[Dataset records]
»»
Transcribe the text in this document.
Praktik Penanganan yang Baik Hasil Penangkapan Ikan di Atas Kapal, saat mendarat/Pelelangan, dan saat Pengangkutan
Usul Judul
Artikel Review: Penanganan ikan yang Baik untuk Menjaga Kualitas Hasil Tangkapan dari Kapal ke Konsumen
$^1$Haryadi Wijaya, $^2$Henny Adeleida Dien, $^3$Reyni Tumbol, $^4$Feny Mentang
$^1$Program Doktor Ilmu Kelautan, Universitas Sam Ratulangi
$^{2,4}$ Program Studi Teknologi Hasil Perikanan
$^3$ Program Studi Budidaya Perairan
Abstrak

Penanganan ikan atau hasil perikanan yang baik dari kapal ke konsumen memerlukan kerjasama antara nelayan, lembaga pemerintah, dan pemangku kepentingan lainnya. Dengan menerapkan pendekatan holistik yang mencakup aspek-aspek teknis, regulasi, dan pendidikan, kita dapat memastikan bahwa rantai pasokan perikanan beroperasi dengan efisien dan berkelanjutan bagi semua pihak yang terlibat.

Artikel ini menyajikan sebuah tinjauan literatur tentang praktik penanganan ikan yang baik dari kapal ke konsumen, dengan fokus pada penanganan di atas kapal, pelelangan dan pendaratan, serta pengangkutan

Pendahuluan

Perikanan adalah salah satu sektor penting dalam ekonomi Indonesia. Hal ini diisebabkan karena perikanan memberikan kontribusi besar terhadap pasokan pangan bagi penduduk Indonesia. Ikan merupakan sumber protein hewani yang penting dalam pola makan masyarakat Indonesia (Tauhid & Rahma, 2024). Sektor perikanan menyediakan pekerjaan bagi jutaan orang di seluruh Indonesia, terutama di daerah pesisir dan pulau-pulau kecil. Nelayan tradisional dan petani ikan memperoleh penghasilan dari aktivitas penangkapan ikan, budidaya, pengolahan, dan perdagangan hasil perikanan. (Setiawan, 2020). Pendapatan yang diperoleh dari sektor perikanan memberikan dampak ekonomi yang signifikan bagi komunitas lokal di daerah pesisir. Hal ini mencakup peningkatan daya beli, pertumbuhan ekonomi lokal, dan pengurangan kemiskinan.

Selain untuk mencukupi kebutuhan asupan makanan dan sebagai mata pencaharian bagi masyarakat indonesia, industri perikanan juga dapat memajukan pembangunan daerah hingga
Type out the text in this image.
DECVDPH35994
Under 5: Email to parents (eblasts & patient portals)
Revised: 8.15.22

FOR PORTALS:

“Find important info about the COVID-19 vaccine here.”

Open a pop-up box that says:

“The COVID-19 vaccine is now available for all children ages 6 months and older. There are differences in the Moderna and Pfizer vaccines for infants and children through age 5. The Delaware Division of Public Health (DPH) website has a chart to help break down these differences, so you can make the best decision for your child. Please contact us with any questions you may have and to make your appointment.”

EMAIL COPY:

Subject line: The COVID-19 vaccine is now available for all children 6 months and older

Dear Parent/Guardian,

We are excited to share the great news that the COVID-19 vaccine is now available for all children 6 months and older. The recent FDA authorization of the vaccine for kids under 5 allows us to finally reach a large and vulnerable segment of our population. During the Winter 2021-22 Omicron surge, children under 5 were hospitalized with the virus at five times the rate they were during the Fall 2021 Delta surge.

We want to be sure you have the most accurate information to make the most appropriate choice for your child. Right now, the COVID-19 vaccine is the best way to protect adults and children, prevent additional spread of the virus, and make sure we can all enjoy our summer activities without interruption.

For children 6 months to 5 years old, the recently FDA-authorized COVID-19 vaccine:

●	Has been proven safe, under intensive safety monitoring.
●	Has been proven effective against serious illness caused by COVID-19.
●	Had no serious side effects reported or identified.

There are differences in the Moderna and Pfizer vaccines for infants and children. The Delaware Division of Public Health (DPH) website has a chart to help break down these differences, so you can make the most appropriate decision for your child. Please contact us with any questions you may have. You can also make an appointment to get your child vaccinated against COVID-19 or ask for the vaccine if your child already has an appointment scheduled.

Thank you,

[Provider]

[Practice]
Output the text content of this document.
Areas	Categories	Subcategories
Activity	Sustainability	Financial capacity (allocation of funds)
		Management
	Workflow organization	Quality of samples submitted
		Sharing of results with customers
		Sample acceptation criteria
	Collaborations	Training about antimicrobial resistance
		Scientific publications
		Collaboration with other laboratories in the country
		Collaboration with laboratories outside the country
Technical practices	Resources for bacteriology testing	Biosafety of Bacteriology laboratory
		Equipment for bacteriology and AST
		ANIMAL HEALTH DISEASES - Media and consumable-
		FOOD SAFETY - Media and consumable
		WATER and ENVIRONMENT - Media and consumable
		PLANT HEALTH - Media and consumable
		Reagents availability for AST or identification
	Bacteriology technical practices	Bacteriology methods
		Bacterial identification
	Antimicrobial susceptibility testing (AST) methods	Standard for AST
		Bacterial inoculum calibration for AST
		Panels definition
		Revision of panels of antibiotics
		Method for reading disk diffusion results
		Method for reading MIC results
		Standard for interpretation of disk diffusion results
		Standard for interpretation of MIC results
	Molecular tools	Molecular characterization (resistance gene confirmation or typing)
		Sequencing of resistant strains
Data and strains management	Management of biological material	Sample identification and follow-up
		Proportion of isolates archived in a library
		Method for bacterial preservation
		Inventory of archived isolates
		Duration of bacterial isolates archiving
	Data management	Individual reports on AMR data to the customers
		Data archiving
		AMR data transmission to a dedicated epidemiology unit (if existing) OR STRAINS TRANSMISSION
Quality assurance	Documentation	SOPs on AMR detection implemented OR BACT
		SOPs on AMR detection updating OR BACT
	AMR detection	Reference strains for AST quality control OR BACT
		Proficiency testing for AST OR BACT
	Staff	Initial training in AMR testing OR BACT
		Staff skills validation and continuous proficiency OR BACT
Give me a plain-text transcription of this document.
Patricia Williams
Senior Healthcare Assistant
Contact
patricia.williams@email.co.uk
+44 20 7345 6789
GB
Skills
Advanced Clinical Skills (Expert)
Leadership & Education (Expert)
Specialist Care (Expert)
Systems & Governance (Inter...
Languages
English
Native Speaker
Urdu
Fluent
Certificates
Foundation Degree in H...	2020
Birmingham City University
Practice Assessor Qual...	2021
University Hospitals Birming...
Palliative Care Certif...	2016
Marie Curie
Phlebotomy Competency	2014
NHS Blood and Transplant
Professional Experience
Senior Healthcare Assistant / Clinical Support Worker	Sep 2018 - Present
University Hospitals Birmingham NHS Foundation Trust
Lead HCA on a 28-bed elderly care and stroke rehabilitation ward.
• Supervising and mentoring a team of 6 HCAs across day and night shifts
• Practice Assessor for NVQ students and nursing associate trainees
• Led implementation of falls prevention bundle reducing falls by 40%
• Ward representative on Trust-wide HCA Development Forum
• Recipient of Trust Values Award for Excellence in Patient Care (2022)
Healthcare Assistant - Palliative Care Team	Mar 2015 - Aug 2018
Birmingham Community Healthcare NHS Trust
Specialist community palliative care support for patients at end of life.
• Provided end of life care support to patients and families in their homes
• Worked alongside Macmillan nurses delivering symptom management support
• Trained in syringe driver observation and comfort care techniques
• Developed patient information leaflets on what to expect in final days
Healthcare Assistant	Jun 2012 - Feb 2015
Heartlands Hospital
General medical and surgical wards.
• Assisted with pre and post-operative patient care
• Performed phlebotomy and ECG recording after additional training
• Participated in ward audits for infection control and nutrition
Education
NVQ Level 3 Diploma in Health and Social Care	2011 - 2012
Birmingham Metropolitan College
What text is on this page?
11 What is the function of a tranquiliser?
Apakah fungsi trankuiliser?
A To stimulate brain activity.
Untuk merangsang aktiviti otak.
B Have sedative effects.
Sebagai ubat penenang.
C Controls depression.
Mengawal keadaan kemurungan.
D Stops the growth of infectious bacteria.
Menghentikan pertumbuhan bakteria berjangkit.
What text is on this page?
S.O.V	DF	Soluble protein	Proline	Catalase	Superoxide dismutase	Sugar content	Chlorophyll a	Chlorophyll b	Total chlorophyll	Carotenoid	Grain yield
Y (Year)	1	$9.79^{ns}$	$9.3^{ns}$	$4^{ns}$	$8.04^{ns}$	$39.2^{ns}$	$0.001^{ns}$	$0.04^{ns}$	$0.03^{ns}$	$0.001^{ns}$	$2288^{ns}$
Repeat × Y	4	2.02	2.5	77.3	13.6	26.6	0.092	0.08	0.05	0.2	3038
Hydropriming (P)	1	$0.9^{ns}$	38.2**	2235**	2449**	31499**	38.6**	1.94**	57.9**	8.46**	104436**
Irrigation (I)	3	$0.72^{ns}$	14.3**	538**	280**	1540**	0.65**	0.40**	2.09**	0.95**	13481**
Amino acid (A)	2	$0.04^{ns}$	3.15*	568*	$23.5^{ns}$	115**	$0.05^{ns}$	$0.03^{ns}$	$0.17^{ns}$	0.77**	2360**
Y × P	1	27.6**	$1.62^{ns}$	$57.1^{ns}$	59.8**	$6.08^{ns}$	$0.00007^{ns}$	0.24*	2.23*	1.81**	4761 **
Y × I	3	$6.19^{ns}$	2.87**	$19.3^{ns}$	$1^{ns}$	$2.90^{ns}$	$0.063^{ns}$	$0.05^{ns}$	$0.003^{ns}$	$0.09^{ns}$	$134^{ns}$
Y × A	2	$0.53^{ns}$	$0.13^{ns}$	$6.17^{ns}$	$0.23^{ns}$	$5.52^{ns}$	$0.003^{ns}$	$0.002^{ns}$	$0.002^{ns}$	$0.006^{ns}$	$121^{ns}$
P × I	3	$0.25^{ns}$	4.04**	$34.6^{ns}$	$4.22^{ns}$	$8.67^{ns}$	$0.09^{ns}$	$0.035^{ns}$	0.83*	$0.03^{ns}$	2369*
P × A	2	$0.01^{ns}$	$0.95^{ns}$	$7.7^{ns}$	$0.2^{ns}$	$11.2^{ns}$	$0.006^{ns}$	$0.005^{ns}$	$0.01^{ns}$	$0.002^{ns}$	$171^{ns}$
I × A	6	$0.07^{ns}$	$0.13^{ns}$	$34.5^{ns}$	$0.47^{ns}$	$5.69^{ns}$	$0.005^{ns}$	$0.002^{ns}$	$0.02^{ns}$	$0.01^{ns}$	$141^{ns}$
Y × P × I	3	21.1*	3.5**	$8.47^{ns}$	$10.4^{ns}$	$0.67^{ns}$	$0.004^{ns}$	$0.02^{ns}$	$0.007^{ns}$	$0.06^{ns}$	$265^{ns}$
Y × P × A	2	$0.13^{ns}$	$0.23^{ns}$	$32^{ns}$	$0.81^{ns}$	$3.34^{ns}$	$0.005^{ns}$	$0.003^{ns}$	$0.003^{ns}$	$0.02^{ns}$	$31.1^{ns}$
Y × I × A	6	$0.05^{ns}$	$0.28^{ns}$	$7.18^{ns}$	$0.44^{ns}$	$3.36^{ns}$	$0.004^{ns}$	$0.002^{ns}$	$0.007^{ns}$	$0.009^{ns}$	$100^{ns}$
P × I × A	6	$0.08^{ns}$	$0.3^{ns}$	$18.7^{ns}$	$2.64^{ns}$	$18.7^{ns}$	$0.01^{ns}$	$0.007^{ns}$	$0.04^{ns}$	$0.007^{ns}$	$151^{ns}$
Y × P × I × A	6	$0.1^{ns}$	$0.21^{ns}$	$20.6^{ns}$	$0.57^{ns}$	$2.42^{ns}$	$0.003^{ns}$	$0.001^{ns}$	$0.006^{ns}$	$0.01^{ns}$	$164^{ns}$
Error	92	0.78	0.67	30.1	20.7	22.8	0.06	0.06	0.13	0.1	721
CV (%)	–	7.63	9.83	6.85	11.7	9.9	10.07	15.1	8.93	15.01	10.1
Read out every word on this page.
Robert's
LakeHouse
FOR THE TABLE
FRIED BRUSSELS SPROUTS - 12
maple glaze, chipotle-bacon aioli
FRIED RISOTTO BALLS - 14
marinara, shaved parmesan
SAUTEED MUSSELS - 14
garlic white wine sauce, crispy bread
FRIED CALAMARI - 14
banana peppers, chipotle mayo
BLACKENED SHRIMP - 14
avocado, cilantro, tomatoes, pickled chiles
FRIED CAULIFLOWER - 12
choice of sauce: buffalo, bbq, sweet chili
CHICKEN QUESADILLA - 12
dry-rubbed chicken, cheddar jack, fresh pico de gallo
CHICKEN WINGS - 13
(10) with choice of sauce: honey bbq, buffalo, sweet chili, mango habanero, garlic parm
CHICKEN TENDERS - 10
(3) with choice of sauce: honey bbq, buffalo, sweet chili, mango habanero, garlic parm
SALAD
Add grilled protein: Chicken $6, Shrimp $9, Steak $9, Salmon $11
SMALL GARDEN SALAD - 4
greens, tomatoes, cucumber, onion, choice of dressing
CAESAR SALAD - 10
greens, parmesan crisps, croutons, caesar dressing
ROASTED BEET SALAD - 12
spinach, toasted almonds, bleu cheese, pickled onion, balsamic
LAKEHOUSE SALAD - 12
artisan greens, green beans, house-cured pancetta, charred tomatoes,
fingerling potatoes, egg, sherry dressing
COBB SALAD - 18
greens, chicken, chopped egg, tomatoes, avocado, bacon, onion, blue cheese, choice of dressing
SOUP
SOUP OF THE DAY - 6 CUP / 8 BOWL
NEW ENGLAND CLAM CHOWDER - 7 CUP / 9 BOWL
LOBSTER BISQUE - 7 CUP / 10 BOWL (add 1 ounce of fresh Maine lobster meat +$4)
««
## Instructions to follow
Working from the entries above, filter out every line that lacks "chili" and copy what remains.

## Answer
choice of sauce: buffalo, bbq, sweet chili
(10) with choice of sauce: honey bbq, buffalo, sweet chili, mango habanero, garlic parm
(3) with choice of sauce: honey bbq, buffalo, sweet chili, mango habanero, garlic parm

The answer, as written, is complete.